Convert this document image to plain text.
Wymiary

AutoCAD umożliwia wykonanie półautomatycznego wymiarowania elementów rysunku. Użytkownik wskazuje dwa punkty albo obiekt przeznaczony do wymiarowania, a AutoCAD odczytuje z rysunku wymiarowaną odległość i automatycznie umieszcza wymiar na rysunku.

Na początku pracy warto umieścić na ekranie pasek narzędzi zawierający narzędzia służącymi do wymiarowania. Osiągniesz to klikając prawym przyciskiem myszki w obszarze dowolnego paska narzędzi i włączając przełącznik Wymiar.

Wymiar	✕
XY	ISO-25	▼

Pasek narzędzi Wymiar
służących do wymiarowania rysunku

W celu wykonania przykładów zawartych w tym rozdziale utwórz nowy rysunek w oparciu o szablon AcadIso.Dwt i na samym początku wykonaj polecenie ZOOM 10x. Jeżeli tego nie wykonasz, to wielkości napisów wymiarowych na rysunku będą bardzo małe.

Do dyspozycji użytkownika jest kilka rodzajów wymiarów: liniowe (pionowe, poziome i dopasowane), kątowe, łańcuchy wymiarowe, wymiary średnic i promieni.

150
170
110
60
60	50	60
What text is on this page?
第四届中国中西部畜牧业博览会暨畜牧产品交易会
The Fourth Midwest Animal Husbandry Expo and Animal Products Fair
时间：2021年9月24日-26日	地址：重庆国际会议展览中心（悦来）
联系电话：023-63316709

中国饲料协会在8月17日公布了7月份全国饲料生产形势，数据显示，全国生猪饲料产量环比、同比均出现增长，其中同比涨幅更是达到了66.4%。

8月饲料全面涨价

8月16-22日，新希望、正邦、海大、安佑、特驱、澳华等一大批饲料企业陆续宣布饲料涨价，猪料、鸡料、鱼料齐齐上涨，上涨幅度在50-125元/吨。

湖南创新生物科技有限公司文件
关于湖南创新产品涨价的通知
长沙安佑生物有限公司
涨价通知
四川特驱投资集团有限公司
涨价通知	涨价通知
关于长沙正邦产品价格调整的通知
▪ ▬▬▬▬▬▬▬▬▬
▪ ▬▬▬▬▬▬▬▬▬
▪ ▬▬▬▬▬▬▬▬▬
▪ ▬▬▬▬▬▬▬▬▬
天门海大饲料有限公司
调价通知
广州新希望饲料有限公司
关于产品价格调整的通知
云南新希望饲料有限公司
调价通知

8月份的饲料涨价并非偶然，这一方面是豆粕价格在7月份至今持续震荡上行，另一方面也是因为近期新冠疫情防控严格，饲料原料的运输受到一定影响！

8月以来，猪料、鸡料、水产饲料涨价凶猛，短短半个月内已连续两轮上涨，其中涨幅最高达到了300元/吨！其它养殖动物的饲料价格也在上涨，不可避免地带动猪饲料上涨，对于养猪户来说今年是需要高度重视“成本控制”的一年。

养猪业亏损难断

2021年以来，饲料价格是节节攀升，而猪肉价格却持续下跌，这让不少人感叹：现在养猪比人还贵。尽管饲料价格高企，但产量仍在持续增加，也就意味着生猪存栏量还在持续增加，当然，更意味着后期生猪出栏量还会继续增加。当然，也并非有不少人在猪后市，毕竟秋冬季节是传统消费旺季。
◇ ◇ ◇ ◇ ◇ ◇ ◇
Retype, exactly and only, the lines running from the one with "What text is on this page?" through the final line of the listing above.

## RESULT FOR THIS EXERCISE
What text is on this page?
第四届中国中西部畜牧业博览会暨畜牧产品交易会
The Fourth Midwest Animal Husbandry Expo and Animal Products Fair
时间：2021年9月24日-26日	地址：重庆国际会议展览中心（悦来）
联系电话：023-63316709

中国饲料协会在8月17日公布了7月份全国饲料生产形势，数据显示，全国生猪饲料产量环比、同比均出现增长，其中同比涨幅更是达到了66.4%。

8月饲料全面涨价

8月16-22日，新希望、正邦、海大、安佑、特驱、澳华等一大批饲料企业陆续宣布饲料涨价，猪料、鸡料、鱼料齐齐上涨，上涨幅度在50-125元/吨。

湖南创新生物科技有限公司文件
关于湖南创新产品涨价的通知
长沙安佑生物有限公司
涨价通知
四川特驱投资集团有限公司
涨价通知	涨价通知
关于长沙正邦产品价格调整的通知
▪ ▬▬▬▬▬▬▬▬▬
▪ ▬▬▬▬▬▬▬▬▬
▪ ▬▬▬▬▬▬▬▬▬
▪ ▬▬▬▬▬▬▬▬▬
天门海大饲料有限公司
调价通知
广州新希望饲料有限公司
关于产品价格调整的通知
云南新希望饲料有限公司
调价通知

8月份的饲料涨价并非偶然，这一方面是豆粕价格在7月份至今持续震荡上行，另一方面也是因为近期新冠疫情防控严格，饲料原料的运输受到一定影响！

8月以来，猪料、鸡料、水产饲料涨价凶猛，短短半个月内已连续两轮上涨，其中涨幅最高达到了300元/吨！其它养殖动物的饲料价格也在上涨，不可避免地带动猪饲料上涨，对于养猪户来说今年是需要高度重视“成本控制”的一年。

养猪业亏损难断

2021年以来，饲料价格是节节攀升，而猪肉价格却持续下跌，这让不少人感叹：现在养猪比人还贵。尽管饲料价格高企，但产量仍在持续增加，也就意味着生猪存栏量还在持续增加，当然，更意味着后期生猪出栏量还会继续增加。当然，也并非有不少人在猪后市，毕竟秋冬季节是传统消费旺季。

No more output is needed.